-- Begin MATERIAL FOR THIS EXERCISE --

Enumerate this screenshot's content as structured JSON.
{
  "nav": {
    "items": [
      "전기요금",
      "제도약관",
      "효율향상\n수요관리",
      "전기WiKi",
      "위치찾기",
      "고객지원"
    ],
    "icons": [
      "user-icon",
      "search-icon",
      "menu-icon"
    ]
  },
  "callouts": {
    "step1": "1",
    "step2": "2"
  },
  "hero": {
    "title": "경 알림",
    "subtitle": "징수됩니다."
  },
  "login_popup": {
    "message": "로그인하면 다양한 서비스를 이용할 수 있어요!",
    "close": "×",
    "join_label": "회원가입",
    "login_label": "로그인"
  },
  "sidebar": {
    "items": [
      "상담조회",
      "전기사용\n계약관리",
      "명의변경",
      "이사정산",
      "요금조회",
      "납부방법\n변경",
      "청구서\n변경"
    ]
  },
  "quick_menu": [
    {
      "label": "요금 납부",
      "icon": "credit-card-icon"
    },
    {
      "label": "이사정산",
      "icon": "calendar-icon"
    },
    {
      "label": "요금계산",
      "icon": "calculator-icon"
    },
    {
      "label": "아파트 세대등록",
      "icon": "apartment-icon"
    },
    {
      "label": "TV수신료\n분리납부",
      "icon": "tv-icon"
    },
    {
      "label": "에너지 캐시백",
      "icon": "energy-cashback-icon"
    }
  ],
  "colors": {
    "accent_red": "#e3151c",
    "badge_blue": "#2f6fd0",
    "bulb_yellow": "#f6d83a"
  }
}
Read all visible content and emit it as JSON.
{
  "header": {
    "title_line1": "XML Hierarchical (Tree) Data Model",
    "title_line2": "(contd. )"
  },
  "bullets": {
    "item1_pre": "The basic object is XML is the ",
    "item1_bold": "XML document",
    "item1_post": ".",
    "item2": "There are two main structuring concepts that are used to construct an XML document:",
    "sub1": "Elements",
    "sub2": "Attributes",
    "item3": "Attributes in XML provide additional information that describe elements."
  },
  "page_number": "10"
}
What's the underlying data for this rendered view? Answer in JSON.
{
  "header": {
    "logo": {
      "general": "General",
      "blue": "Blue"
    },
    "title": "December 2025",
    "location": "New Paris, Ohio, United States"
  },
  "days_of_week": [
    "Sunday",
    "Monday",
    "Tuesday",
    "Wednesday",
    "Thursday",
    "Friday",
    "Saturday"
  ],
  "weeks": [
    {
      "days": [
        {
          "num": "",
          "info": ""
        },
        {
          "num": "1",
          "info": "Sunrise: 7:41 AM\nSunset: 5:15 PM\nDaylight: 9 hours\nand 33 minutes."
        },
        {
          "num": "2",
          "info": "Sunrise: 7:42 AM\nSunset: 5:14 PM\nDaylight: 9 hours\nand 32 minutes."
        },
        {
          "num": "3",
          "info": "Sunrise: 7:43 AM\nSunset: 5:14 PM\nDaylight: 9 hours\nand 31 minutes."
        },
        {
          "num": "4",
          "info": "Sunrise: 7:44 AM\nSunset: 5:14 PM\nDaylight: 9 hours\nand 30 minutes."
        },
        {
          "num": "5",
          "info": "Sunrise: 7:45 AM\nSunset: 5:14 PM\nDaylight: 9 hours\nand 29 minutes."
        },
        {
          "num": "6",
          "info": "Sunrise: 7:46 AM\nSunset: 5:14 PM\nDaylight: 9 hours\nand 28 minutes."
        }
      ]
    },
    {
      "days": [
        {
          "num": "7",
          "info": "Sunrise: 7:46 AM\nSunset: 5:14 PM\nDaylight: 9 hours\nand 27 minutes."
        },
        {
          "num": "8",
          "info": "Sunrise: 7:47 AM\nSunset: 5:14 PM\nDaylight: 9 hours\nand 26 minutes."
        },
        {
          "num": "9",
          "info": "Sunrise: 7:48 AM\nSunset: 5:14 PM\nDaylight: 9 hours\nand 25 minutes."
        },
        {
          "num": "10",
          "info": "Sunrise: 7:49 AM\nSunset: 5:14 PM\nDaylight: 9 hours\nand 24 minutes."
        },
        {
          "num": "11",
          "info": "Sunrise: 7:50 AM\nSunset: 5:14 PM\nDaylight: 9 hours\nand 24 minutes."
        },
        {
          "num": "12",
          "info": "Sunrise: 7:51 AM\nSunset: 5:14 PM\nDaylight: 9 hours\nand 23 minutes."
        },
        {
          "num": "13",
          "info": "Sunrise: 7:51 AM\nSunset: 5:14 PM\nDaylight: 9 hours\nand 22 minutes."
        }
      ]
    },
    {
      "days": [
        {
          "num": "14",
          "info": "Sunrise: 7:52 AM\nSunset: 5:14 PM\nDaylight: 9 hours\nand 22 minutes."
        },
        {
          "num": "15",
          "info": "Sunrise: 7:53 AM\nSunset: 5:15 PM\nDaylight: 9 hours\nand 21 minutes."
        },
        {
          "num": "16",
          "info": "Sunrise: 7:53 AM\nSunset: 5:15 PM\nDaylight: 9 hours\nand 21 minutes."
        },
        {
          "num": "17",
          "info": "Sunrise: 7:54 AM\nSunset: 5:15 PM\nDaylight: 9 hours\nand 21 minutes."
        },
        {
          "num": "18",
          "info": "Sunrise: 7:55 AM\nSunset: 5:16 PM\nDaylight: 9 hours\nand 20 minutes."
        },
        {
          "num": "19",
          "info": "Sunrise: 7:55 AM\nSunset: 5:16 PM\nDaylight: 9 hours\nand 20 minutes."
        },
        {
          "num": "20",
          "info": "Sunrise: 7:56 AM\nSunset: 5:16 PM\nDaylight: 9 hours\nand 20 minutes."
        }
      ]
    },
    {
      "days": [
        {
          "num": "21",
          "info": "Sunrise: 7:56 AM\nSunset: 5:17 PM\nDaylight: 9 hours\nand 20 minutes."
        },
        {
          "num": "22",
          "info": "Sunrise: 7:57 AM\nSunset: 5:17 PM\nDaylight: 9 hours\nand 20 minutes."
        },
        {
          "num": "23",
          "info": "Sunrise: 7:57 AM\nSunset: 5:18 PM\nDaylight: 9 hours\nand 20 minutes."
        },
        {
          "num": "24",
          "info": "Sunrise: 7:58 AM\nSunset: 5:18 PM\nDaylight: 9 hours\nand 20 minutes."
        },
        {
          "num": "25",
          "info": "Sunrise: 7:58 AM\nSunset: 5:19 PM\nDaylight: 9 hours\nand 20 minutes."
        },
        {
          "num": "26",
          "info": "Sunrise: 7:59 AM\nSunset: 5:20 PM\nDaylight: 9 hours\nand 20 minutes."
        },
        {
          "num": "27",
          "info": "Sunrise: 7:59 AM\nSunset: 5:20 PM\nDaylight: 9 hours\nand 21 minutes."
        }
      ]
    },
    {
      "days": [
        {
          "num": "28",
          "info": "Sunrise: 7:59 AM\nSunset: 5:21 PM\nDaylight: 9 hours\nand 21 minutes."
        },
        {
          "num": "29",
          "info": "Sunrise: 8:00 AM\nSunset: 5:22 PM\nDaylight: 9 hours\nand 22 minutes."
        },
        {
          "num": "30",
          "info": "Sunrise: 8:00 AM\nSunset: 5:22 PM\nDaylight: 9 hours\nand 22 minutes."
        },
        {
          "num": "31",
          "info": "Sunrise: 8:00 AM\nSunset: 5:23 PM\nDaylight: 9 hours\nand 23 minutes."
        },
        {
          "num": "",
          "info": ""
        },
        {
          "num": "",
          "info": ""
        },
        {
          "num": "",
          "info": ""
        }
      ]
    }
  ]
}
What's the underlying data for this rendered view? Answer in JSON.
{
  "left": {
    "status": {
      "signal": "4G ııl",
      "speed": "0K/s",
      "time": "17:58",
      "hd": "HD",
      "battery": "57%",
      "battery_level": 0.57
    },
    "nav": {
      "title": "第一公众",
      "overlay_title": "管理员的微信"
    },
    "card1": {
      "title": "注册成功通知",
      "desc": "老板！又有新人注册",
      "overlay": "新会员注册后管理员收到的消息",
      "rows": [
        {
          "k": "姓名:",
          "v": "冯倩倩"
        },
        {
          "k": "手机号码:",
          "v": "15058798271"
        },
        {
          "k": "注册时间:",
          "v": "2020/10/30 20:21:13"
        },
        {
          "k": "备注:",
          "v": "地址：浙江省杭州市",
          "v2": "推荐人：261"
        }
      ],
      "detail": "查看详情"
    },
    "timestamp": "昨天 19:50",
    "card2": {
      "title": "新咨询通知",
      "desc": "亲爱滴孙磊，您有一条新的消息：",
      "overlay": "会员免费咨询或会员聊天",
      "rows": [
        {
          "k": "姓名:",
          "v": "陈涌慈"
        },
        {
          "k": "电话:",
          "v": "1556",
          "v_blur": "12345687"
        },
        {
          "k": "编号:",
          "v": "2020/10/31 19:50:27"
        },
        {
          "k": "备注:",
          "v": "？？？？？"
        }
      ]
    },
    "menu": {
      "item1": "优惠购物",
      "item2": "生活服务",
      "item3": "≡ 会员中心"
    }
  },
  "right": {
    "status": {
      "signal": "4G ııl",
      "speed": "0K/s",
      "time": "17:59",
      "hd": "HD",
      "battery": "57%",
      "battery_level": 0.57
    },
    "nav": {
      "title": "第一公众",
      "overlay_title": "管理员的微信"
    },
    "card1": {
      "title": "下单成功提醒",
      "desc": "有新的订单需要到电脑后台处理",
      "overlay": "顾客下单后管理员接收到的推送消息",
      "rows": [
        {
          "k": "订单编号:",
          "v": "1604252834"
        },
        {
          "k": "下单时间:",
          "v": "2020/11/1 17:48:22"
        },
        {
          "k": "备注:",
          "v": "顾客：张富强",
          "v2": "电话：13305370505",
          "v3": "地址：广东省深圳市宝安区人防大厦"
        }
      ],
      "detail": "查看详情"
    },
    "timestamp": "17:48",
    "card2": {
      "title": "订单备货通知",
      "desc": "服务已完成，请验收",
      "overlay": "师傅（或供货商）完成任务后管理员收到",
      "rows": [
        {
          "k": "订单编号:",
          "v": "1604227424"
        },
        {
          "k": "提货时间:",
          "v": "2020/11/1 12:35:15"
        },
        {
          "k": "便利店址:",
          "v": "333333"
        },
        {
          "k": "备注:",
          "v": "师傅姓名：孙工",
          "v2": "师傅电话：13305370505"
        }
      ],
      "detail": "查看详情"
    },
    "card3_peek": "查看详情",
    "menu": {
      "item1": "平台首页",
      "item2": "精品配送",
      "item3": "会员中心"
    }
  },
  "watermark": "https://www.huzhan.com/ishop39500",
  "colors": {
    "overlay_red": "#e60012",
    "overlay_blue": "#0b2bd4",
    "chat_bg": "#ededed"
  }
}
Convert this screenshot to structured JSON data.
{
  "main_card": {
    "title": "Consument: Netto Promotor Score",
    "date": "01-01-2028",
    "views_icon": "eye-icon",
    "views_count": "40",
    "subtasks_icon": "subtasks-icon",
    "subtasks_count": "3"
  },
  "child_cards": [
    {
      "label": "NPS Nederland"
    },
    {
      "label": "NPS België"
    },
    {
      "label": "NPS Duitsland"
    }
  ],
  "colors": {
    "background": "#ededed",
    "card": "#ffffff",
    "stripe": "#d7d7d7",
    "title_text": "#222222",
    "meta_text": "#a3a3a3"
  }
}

-- End MATERIAL FOR THIS EXERCISE --

**WORK REQUIRED:**
Reproduce exactly the line containing "Convert this screenshot" and every line after it through the end of the records above, and nothing else.

**ANSWER FOR THIS EXERCISE:**
Convert this screenshot to structured JSON data.
{
  "main_card": {
    "title": "Consument: Netto Promotor Score",
    "date": "01-01-2028",
    "views_icon": "eye-icon",
    "views_count": "40",
    "subtasks_icon": "subtasks-icon",
    "subtasks_count": "3"
  },
  "child_cards": [
    {
      "label": "NPS Nederland"
    },
    {
      "label": "NPS België"
    },
    {
      "label": "NPS Duitsland"
    }
  ],
  "colors": {
    "background": "#ededed",
    "card": "#ffffff",
    "stripe": "#d7d7d7",
    "title_text": "#222222",
    "meta_text": "#a3a3a3"
  }
}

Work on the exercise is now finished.